• _What you will do_:
Return every record below exactly as written, but leave out the pictures.

• _Record set_:
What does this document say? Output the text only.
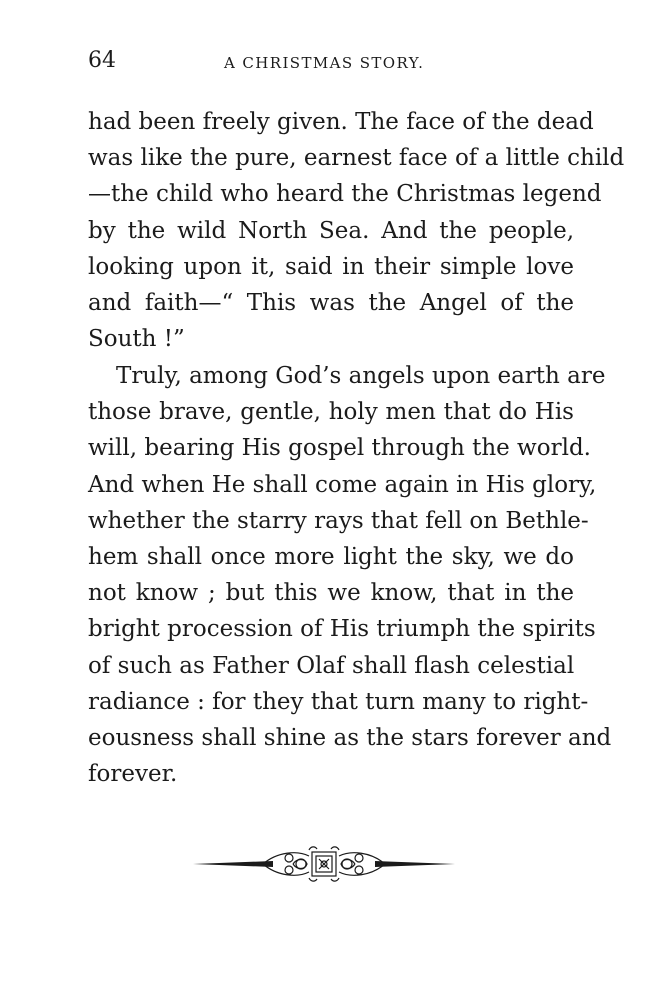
64	A CHRISTMAS STORY.
had been freely given. The face of the dead
was like the pure, earnest face of a little child
—the child who heard the Christmas legend
by the wild North Sea. And the people,
looking upon it, said in their simple love
and faith—“ This was the Angel of the
South !”
Truly, among God’s angels upon earth are
those brave, gentle, holy men that do His
will, bearing His gospel through the world.
And when He shall come again in His glory,
whether the starry rays that fell on Bethle-
hem shall once more light the sky, we do
not know ; but this we know, that in the
bright procession of His triumph the spirits
of such as Father Olaf shall flash celestial
radiance : for they that turn many to right-
eousness shall shine as the stars forever and
forever.
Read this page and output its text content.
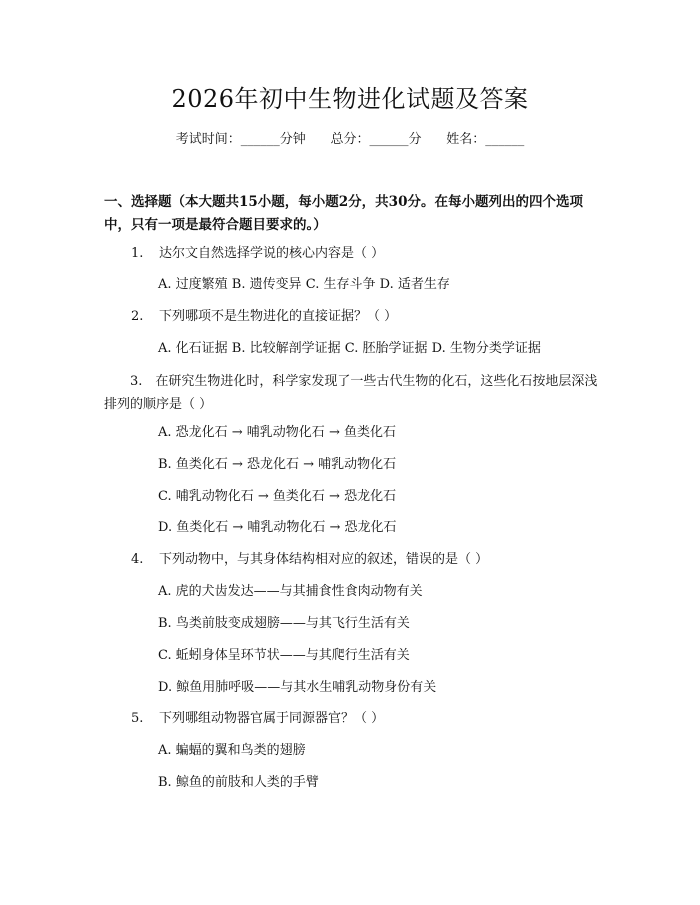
2026年初中生物进化试题及答案
考试时间：______分钟      总分：______分      姓名：______
一、选择题（本大题共15小题，每小题2分，共30分。在每小题列出的四个选项中，只有一项是最符合题目要求的。）
1. 达尔文自然选择学说的核心内容是（ ）
A. 过度繁殖 B. 遗传变异 C. 生存斗争 D. 适者生存
2. 下列哪项不是生物进化的直接证据？（ ）
A. 化石证据 B. 比较解剖学证据 C. 胚胎学证据 D. 生物分类学证据
3.　在研究生物进化时，科学家发现了一些古代生物的化石，这些化石按地层深浅排列的顺序是（ ）
A. 恐龙化石 → 哺乳动物化石 → 鱼类化石
B. 鱼类化石 → 恐龙化石 → 哺乳动物化石
C. 哺乳动物化石 → 鱼类化石 → 恐龙化石
D. 鱼类化石 → 哺乳动物化石 → 恐龙化石
4. 下列动物中，与其身体结构相对应的叙述，错误的是（ ）
A. 虎的犬齿发达——与其捕食性食肉动物有关
B. 鸟类前肢变成翅膀——与其飞行生活有关
C. 蚯蚓身体呈环节状——与其爬行生活有关
D. 鲸鱼用肺呼吸——与其水生哺乳动物身份有关
5. 下列哪组动物器官属于同源器官？（ ）
A. 蝙蝠的翼和鸟类的翅膀
B. 鲸鱼的前肢和人类的手臂
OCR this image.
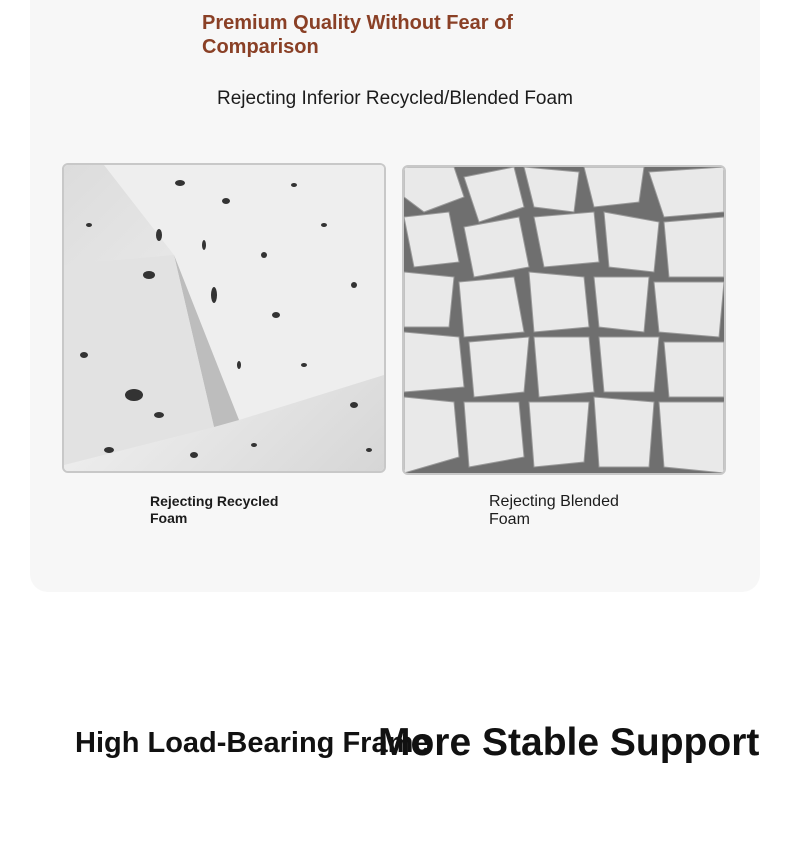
Premium Quality Without Fear of Comparison
Rejecting Inferior Recycled/Blended Foam
Rejecting Recycled Foam
Rejecting Blended Foam
High Load-Bearing Frame
More Stable Support
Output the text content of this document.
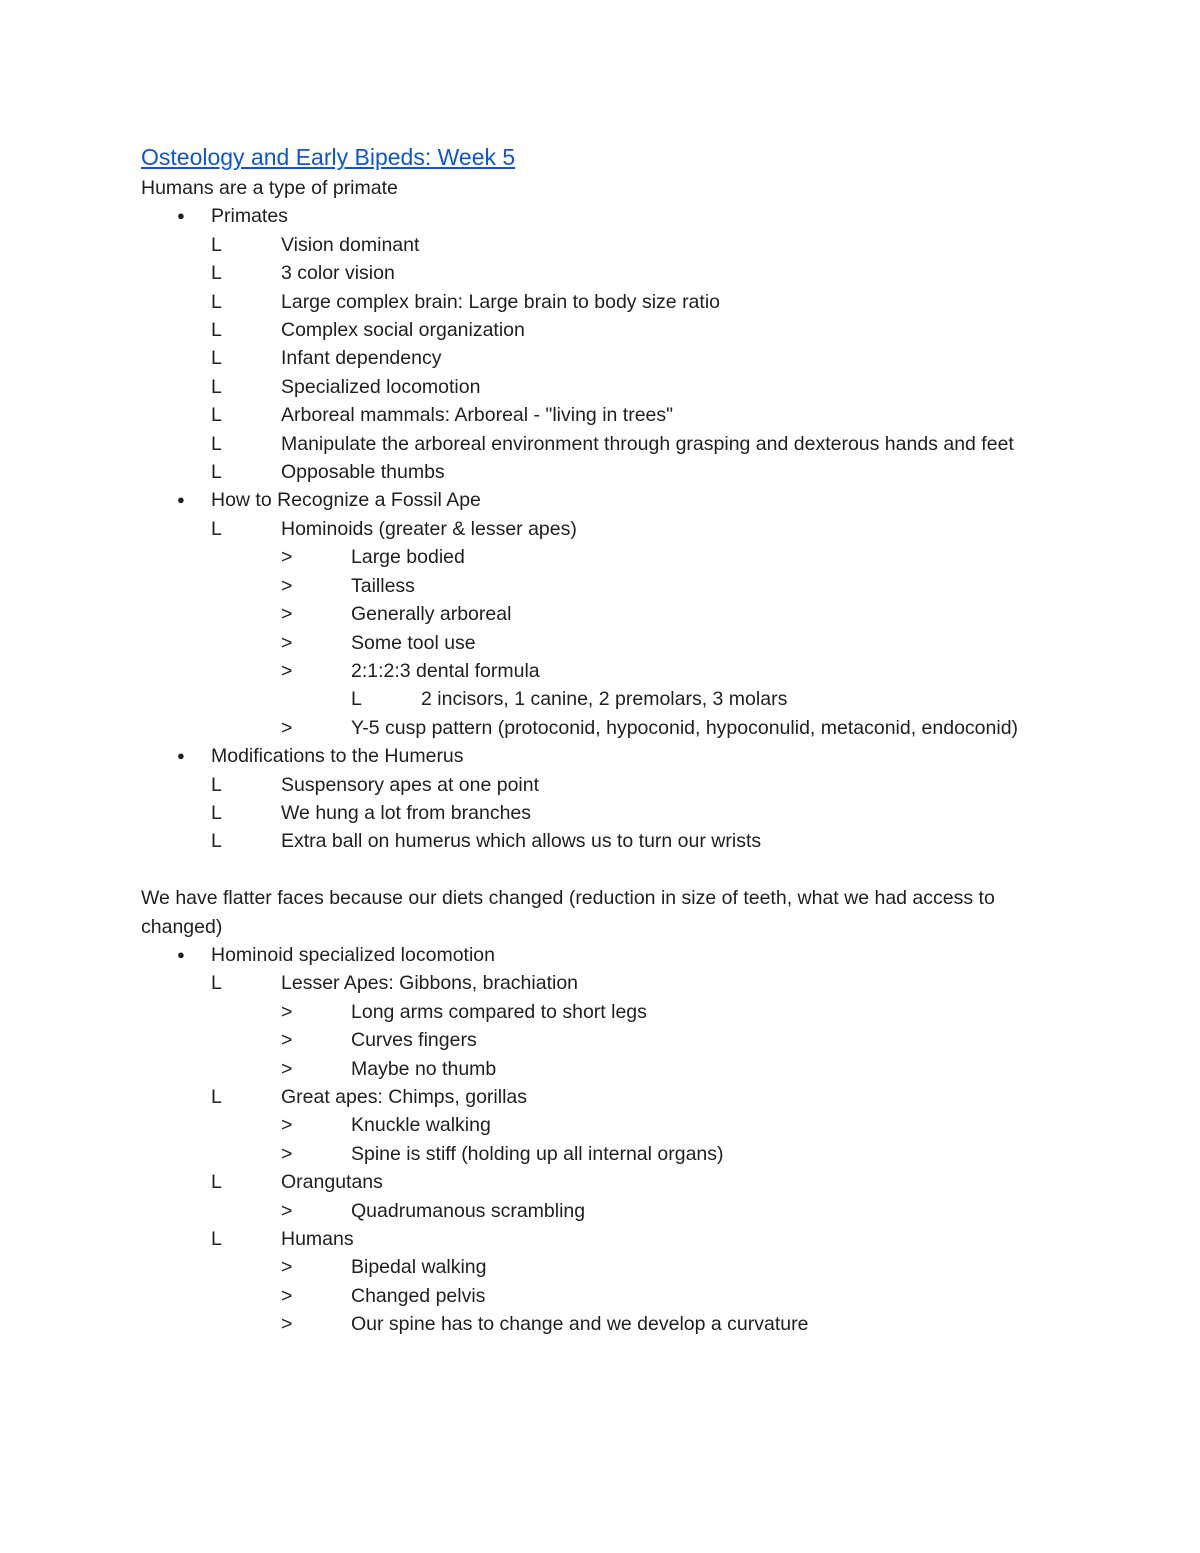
Osteology and Early Bipeds: Week 5

Humans are a type of primate

●	Primates
L	Vision dominant
L	3 color vision
L	Large complex brain: Large brain to body size ratio
L	Complex social organization
L	Infant dependency
L	Specialized locomotion
L	Arboreal mammals: Arboreal - "living in trees"
L	Manipulate the arboreal environment through grasping and dexterous hands and feet
L	Opposable thumbs
●	How to Recognize a Fossil Ape
L	Hominoids (greater & lesser apes)
>	Large bodied
>	Tailless
>	Generally arboreal
>	Some tool use
>	2:1:2:3 dental formula
L	2 incisors, 1 canine, 2 premolars, 3 molars
>	Y-5 cusp pattern (protoconid, hypoconid, hypoconulid, metaconid, endoconid)
●	Modifications to the Humerus
L	Suspensory apes at one point
L	We hung a lot from branches
L	Extra ball on humerus which allows us to turn our wrists

We have flatter faces because our diets changed (reduction in size of teeth, what we had access to changed)

●	Hominoid specialized locomotion
L	Lesser Apes: Gibbons, brachiation
>	Long arms compared to short legs
>	Curves fingers
>	Maybe no thumb
L	Great apes: Chimps, gorillas
>	Knuckle walking
>	Spine is stiff (holding up all internal organs)
L	Orangutans
>	Quadrumanous scrambling
L	Humans
>	Bipedal walking
>	Changed pelvis
>	Our spine has to change and we develop a curvature
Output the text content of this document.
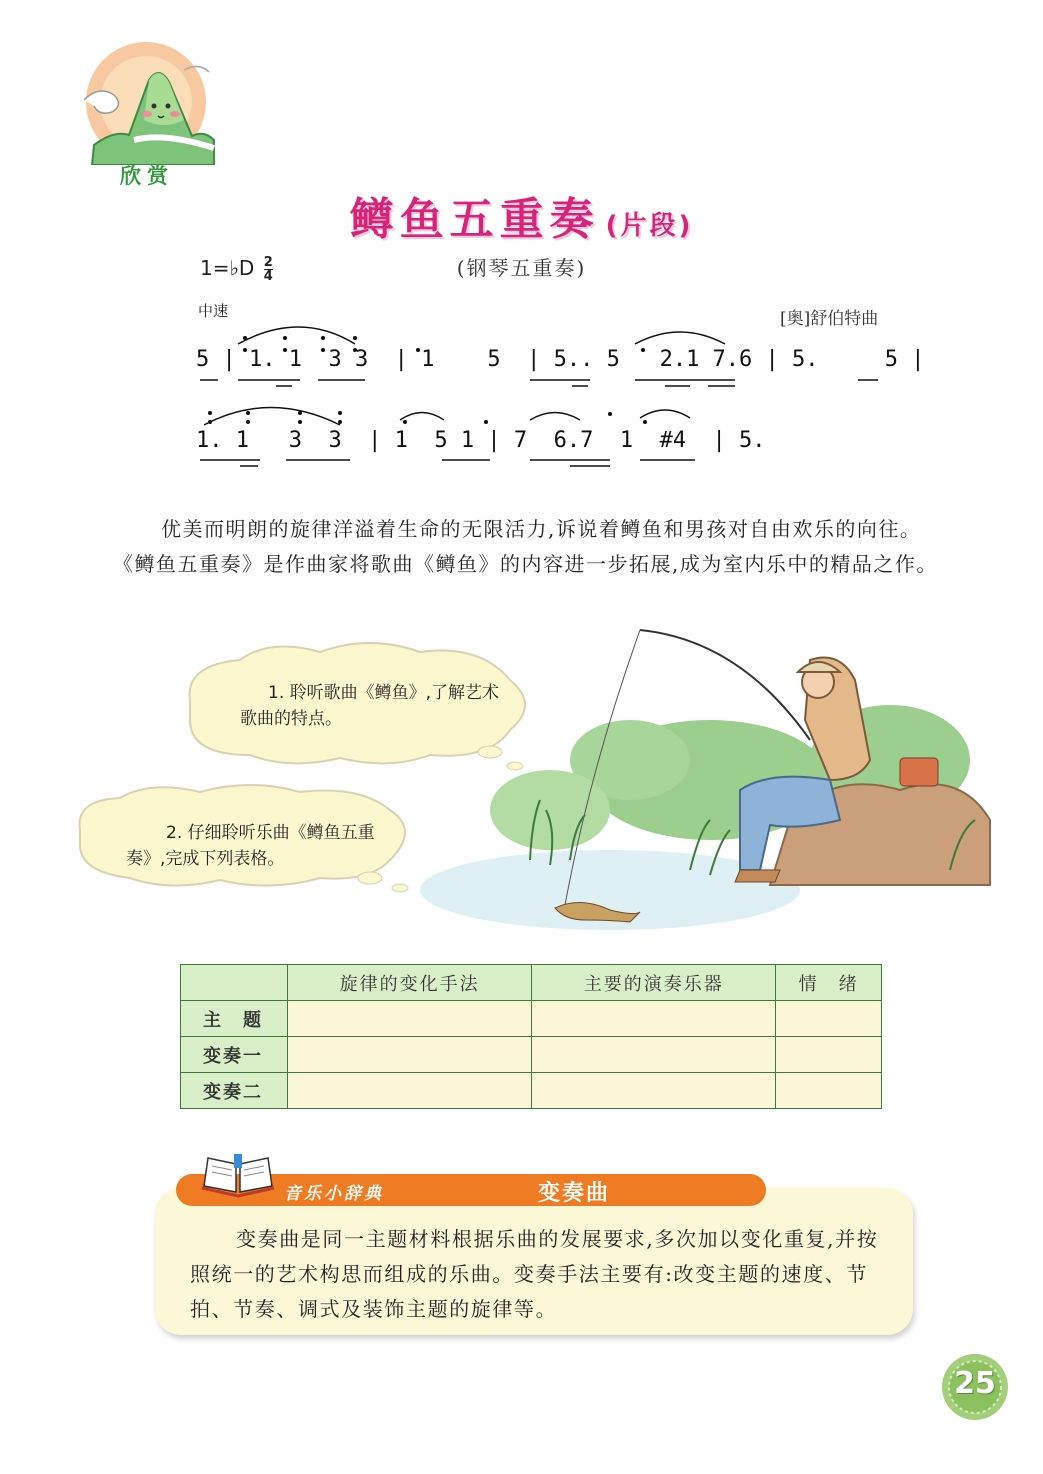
欣赏
鳟鱼五重奏 (片段)
(钢琴五重奏)
1=♭D $\frac{2}{4}$
中速	[奥]舒伯特曲
5 | 1. 1  3 3  | 1    5  | 5.. 5   2.1 7.6 | 5.     5 |
1. 1   3  3  | 1  5 1 | 7  6.7  1  #4  | 5.
优美而明朗的旋律洋溢着生命的无限活力,诉说着鳟鱼和男孩对自由欢乐的向往。《鳟鱼五重奏》是作曲家将歌曲《鳟鱼》的内容进一步拓展,成为室内乐中的精品之作。
1. 聆听歌曲《鳟鱼》,了解艺术歌曲的特点。
2. 仔细聆听乐曲《鳟鱼五重奏》,完成下列表格。
	旋律的变化手法	主要的演奏乐器	情　绪
主　题			
变奏一			
变奏二			
音乐小辞典	变奏曲
变奏曲是同一主题材料根据乐曲的发展要求,多次加以变化重复,并按照统一的艺术构思而组成的乐曲。变奏手法主要有:改变主题的速度、节拍、节奏、调式及装饰主题的旋律等。
25
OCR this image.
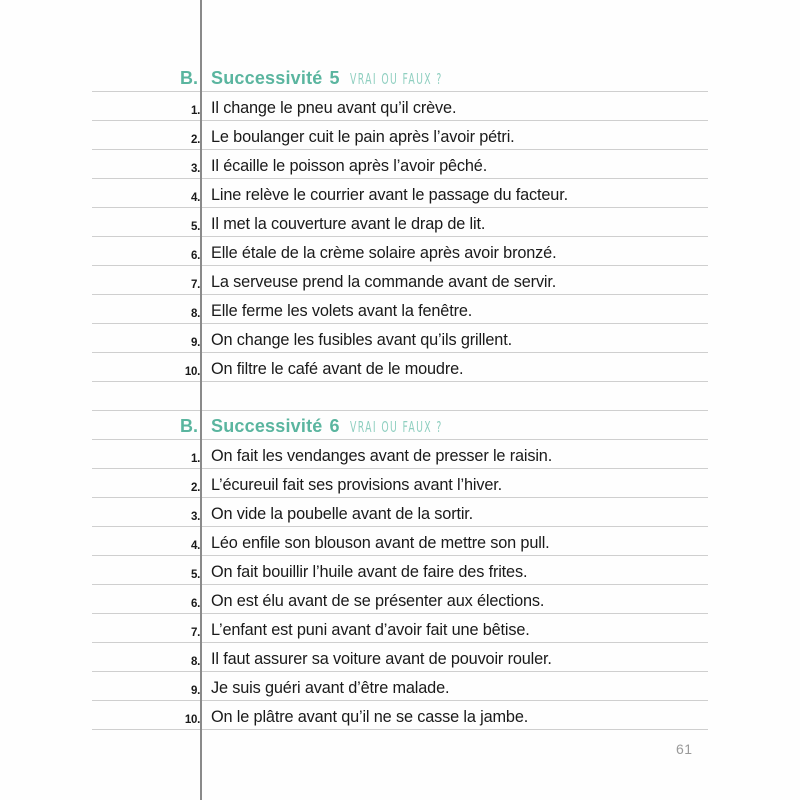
B. Successivité 5 VRAI OU FAUX ?
1. Il change le pneu avant qu’il crève.
2. Le boulanger cuit le pain après l’avoir pétri.
3. Il écaille le poisson après l’avoir pêché.
4. Line relève le courrier avant le passage du facteur.
5. Il met la couverture avant le drap de lit.
6. Elle étale de la crème solaire après avoir bronzé.
7. La serveuse prend la commande avant de servir.
8. Elle ferme les volets avant la fenêtre.
9. On change les fusibles avant qu’ils grillent.
10. On filtre le café avant de le moudre.
B. Successivité 6 VRAI OU FAUX ?
1. On fait les vendanges avant de presser le raisin.
2. L’écureuil fait ses provisions avant l’hiver.
3. On vide la poubelle avant de la sortir.
4. Léo enfile son blouson avant de mettre son pull.
5. On fait bouillir l’huile avant de faire des frites.
6. On est élu avant de se présenter aux élections.
7. L’enfant est puni avant d’avoir fait une bêtise.
8. Il faut assurer sa voiture avant de pouvoir rouler.
9. Je suis guéri avant d’être malade.
10. On le plâtre avant qu’il ne se casse la jambe.
61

• _Answer for the task_:
What does this document say? Output the text only.
64	A CHRISTMAS STORY.
had been freely given. The face of the dead
was like the pure, earnest face of a little child
—the child who heard the Christmas legend
by the wild North Sea. And the people,
looking upon it, said in their simple love
and faith—“ This was the Angel of the
South !”
Truly, among God’s angels upon earth are
those brave, gentle, holy men that do His
will, bearing His gospel through the world.
And when He shall come again in His glory,
whether the starry rays that fell on Bethle-
hem shall once more light the sky, we do
not know ; but this we know, that in the
bright procession of His triumph the spirits
of such as Father Olaf shall flash celestial
radiance : for they that turn many to right-
eousness shall shine as the stars forever and
forever.
Read this page and output its text content.
2026年初中生物进化试题及答案
考试时间：______分钟      总分：______分      姓名：______
一、选择题（本大题共15小题，每小题2分，共30分。在每小题列出的四个选项中，只有一项是最符合题目要求的。）
1. 达尔文自然选择学说的核心内容是（ ）
A. 过度繁殖 B. 遗传变异 C. 生存斗争 D. 适者生存
2. 下列哪项不是生物进化的直接证据？（ ）
A. 化石证据 B. 比较解剖学证据 C. 胚胎学证据 D. 生物分类学证据
3.　在研究生物进化时，科学家发现了一些古代生物的化石，这些化石按地层深浅排列的顺序是（ ）
A. 恐龙化石 → 哺乳动物化石 → 鱼类化石
B. 鱼类化石 → 恐龙化石 → 哺乳动物化石
C. 哺乳动物化石 → 鱼类化石 → 恐龙化石
D. 鱼类化石 → 哺乳动物化石 → 恐龙化石
4. 下列动物中，与其身体结构相对应的叙述，错误的是（ ）
A. 虎的犬齿发达——与其捕食性食肉动物有关
B. 鸟类前肢变成翅膀——与其飞行生活有关
C. 蚯蚓身体呈环节状——与其爬行生活有关
D. 鲸鱼用肺呼吸——与其水生哺乳动物身份有关
5. 下列哪组动物器官属于同源器官？（ ）
A. 蝙蝠的翼和鸟类的翅膀
B. 鲸鱼的前肢和人类的手臂
OCR this image.
Premium Quality Without Fear of Comparison
Rejecting Inferior Recycled/Blended Foam
Rejecting Recycled Foam
Rejecting Blended Foam
High Load-Bearing Frame
More Stable Support
Output the text content of this document.
Osteology and Early Bipeds: Week 5

Humans are a type of primate

●	Primates
L	Vision dominant
L	3 color vision
L	Large complex brain: Large brain to body size ratio
L	Complex social organization
L	Infant dependency
L	Specialized locomotion
L	Arboreal mammals: Arboreal - "living in trees"
L	Manipulate the arboreal environment through grasping and dexterous hands and feet
L	Opposable thumbs
●	How to Recognize a Fossil Ape
L	Hominoids (greater & lesser apes)
>	Large bodied
>	Tailless
>	Generally arboreal
>	Some tool use
>	2:1:2:3 dental formula
L	2 incisors, 1 canine, 2 premolars, 3 molars
>	Y-5 cusp pattern (protoconid, hypoconid, hypoconulid, metaconid, endoconid)
●	Modifications to the Humerus
L	Suspensory apes at one point
L	We hung a lot from branches
L	Extra ball on humerus which allows us to turn our wrists

We have flatter faces because our diets changed (reduction in size of teeth, what we had access to changed)

●	Hominoid specialized locomotion
L	Lesser Apes: Gibbons, brachiation
>	Long arms compared to short legs
>	Curves fingers
>	Maybe no thumb
L	Great apes: Chimps, gorillas
>	Knuckle walking
>	Spine is stiff (holding up all internal organs)
L	Orangutans
>	Quadrumanous scrambling
L	Humans
>	Bipedal walking
>	Changed pelvis
>	Our spine has to change and we develop a curvature
Output the text content of this document.
欣赏
鳟鱼五重奏 (片段)
(钢琴五重奏)
1=♭D $\frac{2}{4}$
中速	[奥]舒伯特曲
5 | 1. 1  3 3  | 1    5  | 5.. 5   2.1 7.6 | 5.     5 |
1. 1   3  3  | 1  5 1 | 7  6.7  1  #4  | 5.
优美而明朗的旋律洋溢着生命的无限活力,诉说着鳟鱼和男孩对自由欢乐的向往。《鳟鱼五重奏》是作曲家将歌曲《鳟鱼》的内容进一步拓展,成为室内乐中的精品之作。
1. 聆听歌曲《鳟鱼》,了解艺术歌曲的特点。
2. 仔细聆听乐曲《鳟鱼五重奏》,完成下列表格。
	旋律的变化手法	主要的演奏乐器	情　绪
主　题			
变奏一			
变奏二			
音乐小辞典	变奏曲
变奏曲是同一主题材料根据乐曲的发展要求,多次加以变化重复,并按照统一的艺术构思而组成的乐曲。变奏手法主要有:改变主题的速度、节拍、节奏、调式及装饰主题的旋律等。
25
OCR this image.
B. Successivité 5 VRAI OU FAUX ?
1. Il change le pneu avant qu’il crève.
2. Le boulanger cuit le pain après l’avoir pétri.
3. Il écaille le poisson après l’avoir pêché.
4. Line relève le courrier avant le passage du facteur.
5. Il met la couverture avant le drap de lit.
6. Elle étale de la crème solaire après avoir bronzé.
7. La serveuse prend la commande avant de servir.
8. Elle ferme les volets avant la fenêtre.
9. On change les fusibles avant qu’ils grillent.
10. On filtre le café avant de le moudre.
B. Successivité 6 VRAI OU FAUX ?
1. On fait les vendanges avant de presser le raisin.
2. L’écureuil fait ses provisions avant l’hiver.
3. On vide la poubelle avant de la sortir.
4. Léo enfile son blouson avant de mettre son pull.
5. On fait bouillir l’huile avant de faire des frites.
6. On est élu avant de se présenter aux élections.
7. L’enfant est puni avant d’avoir fait une bêtise.
8. Il faut assurer sa voiture avant de pouvoir rouler.
9. Je suis guéri avant d’être malade.
10. On le plâtre avant qu’il ne se casse la jambe.
61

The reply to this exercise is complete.